All of the data that follows should be retyped exactly, please, except the pictures.

"""

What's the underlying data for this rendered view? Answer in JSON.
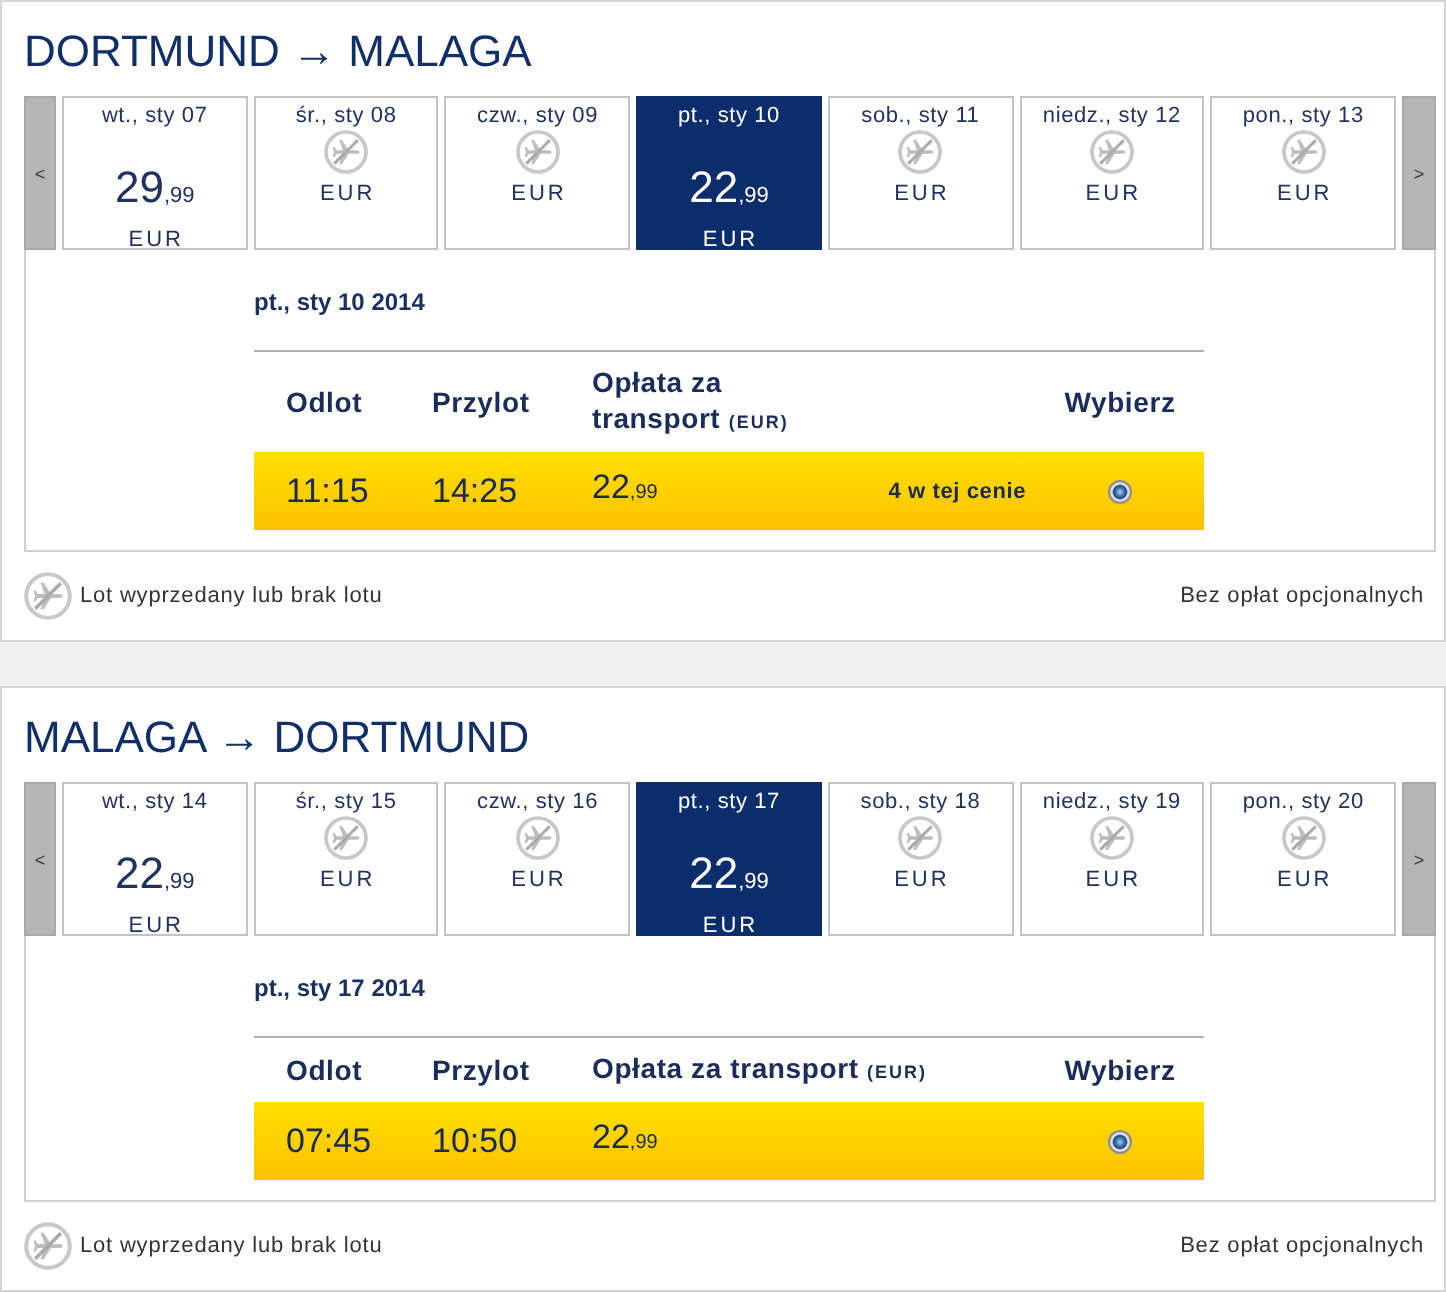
{
  "journeys": [
    {
      "title": "DORTMUND → MALAGA",
      "previous_button": "<",
      "next_button": ">",
      "days": [
        {
          "label": "wt., sty 07",
          "available": true,
          "price": "29",
          "price_fraction": ",99",
          "currency": "EUR",
          "selected": false
        },
        {
          "label": "śr., sty 08",
          "available": false,
          "currency": "EUR",
          "selected": false
        },
        {
          "label": "czw., sty 09",
          "available": false,
          "currency": "EUR",
          "selected": false
        },
        {
          "label": "pt., sty 10",
          "available": true,
          "price": "22",
          "price_fraction": ",99",
          "currency": "EUR",
          "selected": true
        },
        {
          "label": "sob., sty 11",
          "available": false,
          "currency": "EUR",
          "selected": false
        },
        {
          "label": "niedz., sty 12",
          "available": false,
          "currency": "EUR",
          "selected": false
        },
        {
          "label": "pon., sty 13",
          "available": false,
          "currency": "EUR",
          "selected": false
        }
      ],
      "date_heading": "pt., sty 10 2014",
      "columns": [
        {
          "kind": "departure",
          "label": "Odlot"
        },
        {
          "kind": "arrival",
          "label": "Przylot"
        },
        {
          "kind": "fare",
          "label": "Opłata za transport",
          "unit": "(EUR)"
        },
        {
          "kind": "select",
          "label": "Wybierz"
        }
      ],
      "flights": [
        {
          "departure": "11:15",
          "arrival": "14:25",
          "price": "22",
          "price_fraction": ",99",
          "availability": "4 w tej cenie",
          "selected": true
        }
      ],
      "legend": "Lot wyprzedany lub brak lotu",
      "fees_note": "Bez opłat opcjonalnych"
    },
    {
      "title": "MALAGA → DORTMUND",
      "previous_button": "<",
      "next_button": ">",
      "days": [
        {
          "label": "wt., sty 14",
          "available": true,
          "price": "22",
          "price_fraction": ",99",
          "currency": "EUR",
          "selected": false
        },
        {
          "label": "śr., sty 15",
          "available": false,
          "currency": "EUR",
          "selected": false
        },
        {
          "label": "czw., sty 16",
          "available": false,
          "currency": "EUR",
          "selected": false
        },
        {
          "label": "pt., sty 17",
          "available": true,
          "price": "22",
          "price_fraction": ",99",
          "currency": "EUR",
          "selected": true
        },
        {
          "label": "sob., sty 18",
          "available": false,
          "currency": "EUR",
          "selected": false
        },
        {
          "label": "niedz., sty 19",
          "available": false,
          "currency": "EUR",
          "selected": false
        },
        {
          "label": "pon., sty 20",
          "available": false,
          "currency": "EUR",
          "selected": false
        }
      ],
      "date_heading": "pt., sty 17 2014",
      "columns": [
        {
          "kind": "departure",
          "label": "Odlot"
        },
        {
          "kind": "arrival",
          "label": "Przylot"
        },
        {
          "kind": "fare",
          "label": "Opłata za transport",
          "unit": "(EUR)"
        },
        {
          "kind": "select",
          "label": "Wybierz"
        }
      ],
      "flights": [
        {
          "departure": "07:45",
          "arrival": "10:50",
          "price": "22",
          "price_fraction": ",99",
          "selected": true
        }
      ],
      "legend": "Lot wyprzedany lub brak lotu",
      "fees_note": "Bez opłat opcjonalnych"
    }
  ]
}
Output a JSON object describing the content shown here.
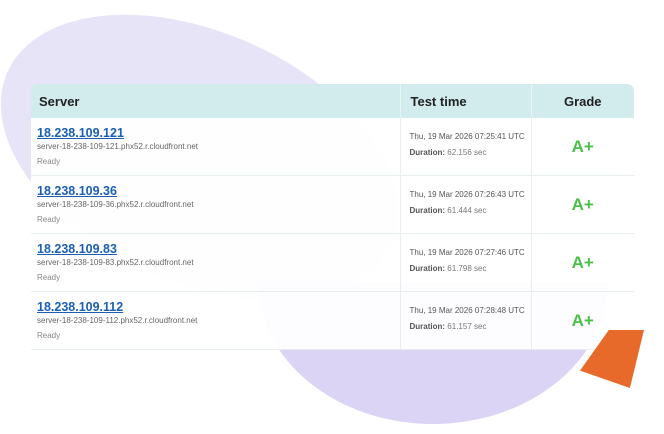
{
  "table": {
    "headers": {
      "server": "Server",
      "test_time": "Test time",
      "grade": "Grade"
    },
    "rows": [
      {
        "ip": "18.238.109.121",
        "hostname": "server-18-238-109-121.phx52.r.cloudfront.net",
        "status": "Ready",
        "test_time": "Thu, 19 Mar 2026 07:25:41 UTC",
        "duration_label": "Duration:",
        "duration": "62.156 sec",
        "grade": "A+"
      },
      {
        "ip": "18.238.109.36",
        "hostname": "server-18-238-109-36.phx52.r.cloudfront.net",
        "status": "Ready",
        "test_time": "Thu, 19 Mar 2026 07:26:43 UTC",
        "duration_label": "Duration:",
        "duration": "61.444 sec",
        "grade": "A+"
      },
      {
        "ip": "18.238.109.83",
        "hostname": "server-18-238-109-83.phx52.r.cloudfront.net",
        "status": "Ready",
        "test_time": "Thu, 19 Mar 2026 07:27:46 UTC",
        "duration_label": "Duration:",
        "duration": "61.798 sec",
        "grade": "A+"
      },
      {
        "ip": "18.238.109.112",
        "hostname": "server-18-238-109-112.phx52.r.cloudfront.net",
        "status": "Ready",
        "test_time": "Thu, 19 Mar 2026 07:28:48 UTC",
        "duration_label": "Duration:",
        "duration": "61.157 sec",
        "grade": "A+"
      }
    ]
  },
  "colors": {
    "header_bg": "#d2ecee",
    "link": "#1a5fb4",
    "grade": "#4bbf49",
    "blob_light": "#e8e4f7",
    "blob_dark": "#dbd4f5",
    "accent_shape": "#e86a2b"
  }
}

"""

## Solution to this task:
What's the underlying data for this rendered view? Answer in JSON.
{
  "journeys": [
    {
      "title": "DORTMUND → MALAGA",
      "previous_button": "<",
      "next_button": ">",
      "days": [
        {
          "label": "wt., sty 07",
          "available": true,
          "price": "29",
          "price_fraction": ",99",
          "currency": "EUR",
          "selected": false
        },
        {
          "label": "śr., sty 08",
          "available": false,
          "currency": "EUR",
          "selected": false
        },
        {
          "label": "czw., sty 09",
          "available": false,
          "currency": "EUR",
          "selected": false
        },
        {
          "label": "pt., sty 10",
          "available": true,
          "price": "22",
          "price_fraction": ",99",
          "currency": "EUR",
          "selected": true
        },
        {
          "label": "sob., sty 11",
          "available": false,
          "currency": "EUR",
          "selected": false
        },
        {
          "label": "niedz., sty 12",
          "available": false,
          "currency": "EUR",
          "selected": false
        },
        {
          "label": "pon., sty 13",
          "available": false,
          "currency": "EUR",
          "selected": false
        }
      ],
      "date_heading": "pt., sty 10 2014",
      "columns": [
        {
          "kind": "departure",
          "label": "Odlot"
        },
        {
          "kind": "arrival",
          "label": "Przylot"
        },
        {
          "kind": "fare",
          "label": "Opłata za transport",
          "unit": "(EUR)"
        },
        {
          "kind": "select",
          "label": "Wybierz"
        }
      ],
      "flights": [
        {
          "departure": "11:15",
          "arrival": "14:25",
          "price": "22",
          "price_fraction": ",99",
          "availability": "4 w tej cenie",
          "selected": true
        }
      ],
      "legend": "Lot wyprzedany lub brak lotu",
      "fees_note": "Bez opłat opcjonalnych"
    },
    {
      "title": "MALAGA → DORTMUND",
      "previous_button": "<",
      "next_button": ">",
      "days": [
        {
          "label": "wt., sty 14",
          "available": true,
          "price": "22",
          "price_fraction": ",99",
          "currency": "EUR",
          "selected": false
        },
        {
          "label": "śr., sty 15",
          "available": false,
          "currency": "EUR",
          "selected": false
        },
        {
          "label": "czw., sty 16",
          "available": false,
          "currency": "EUR",
          "selected": false
        },
        {
          "label": "pt., sty 17",
          "available": true,
          "price": "22",
          "price_fraction": ",99",
          "currency": "EUR",
          "selected": true
        },
        {
          "label": "sob., sty 18",
          "available": false,
          "currency": "EUR",
          "selected": false
        },
        {
          "label": "niedz., sty 19",
          "available": false,
          "currency": "EUR",
          "selected": false
        },
        {
          "label": "pon., sty 20",
          "available": false,
          "currency": "EUR",
          "selected": false
        }
      ],
      "date_heading": "pt., sty 17 2014",
      "columns": [
        {
          "kind": "departure",
          "label": "Odlot"
        },
        {
          "kind": "arrival",
          "label": "Przylot"
        },
        {
          "kind": "fare",
          "label": "Opłata za transport",
          "unit": "(EUR)"
        },
        {
          "kind": "select",
          "label": "Wybierz"
        }
      ],
      "flights": [
        {
          "departure": "07:45",
          "arrival": "10:50",
          "price": "22",
          "price_fraction": ",99",
          "selected": true
        }
      ],
      "legend": "Lot wyprzedany lub brak lotu",
      "fees_note": "Bez opłat opcjonalnych"
    }
  ]
}
Output a JSON object describing the content shown here.
{
  "table": {
    "headers": {
      "server": "Server",
      "test_time": "Test time",
      "grade": "Grade"
    },
    "rows": [
      {
        "ip": "18.238.109.121",
        "hostname": "server-18-238-109-121.phx52.r.cloudfront.net",
        "status": "Ready",
        "test_time": "Thu, 19 Mar 2026 07:25:41 UTC",
        "duration_label": "Duration:",
        "duration": "62.156 sec",
        "grade": "A+"
      },
      {
        "ip": "18.238.109.36",
        "hostname": "server-18-238-109-36.phx52.r.cloudfront.net",
        "status": "Ready",
        "test_time": "Thu, 19 Mar 2026 07:26:43 UTC",
        "duration_label": "Duration:",
        "duration": "61.444 sec",
        "grade": "A+"
      },
      {
        "ip": "18.238.109.83",
        "hostname": "server-18-238-109-83.phx52.r.cloudfront.net",
        "status": "Ready",
        "test_time": "Thu, 19 Mar 2026 07:27:46 UTC",
        "duration_label": "Duration:",
        "duration": "61.798 sec",
        "grade": "A+"
      },
      {
        "ip": "18.238.109.112",
        "hostname": "server-18-238-109-112.phx52.r.cloudfront.net",
        "status": "Ready",
        "test_time": "Thu, 19 Mar 2026 07:28:48 UTC",
        "duration_label": "Duration:",
        "duration": "61.157 sec",
        "grade": "A+"
      }
    ]
  },
  "colors": {
    "header_bg": "#d2ecee",
    "link": "#1a5fb4",
    "grade": "#4bbf49",
    "blob_light": "#e8e4f7",
    "blob_dark": "#dbd4f5",
    "accent_shape": "#e86a2b"
  }
}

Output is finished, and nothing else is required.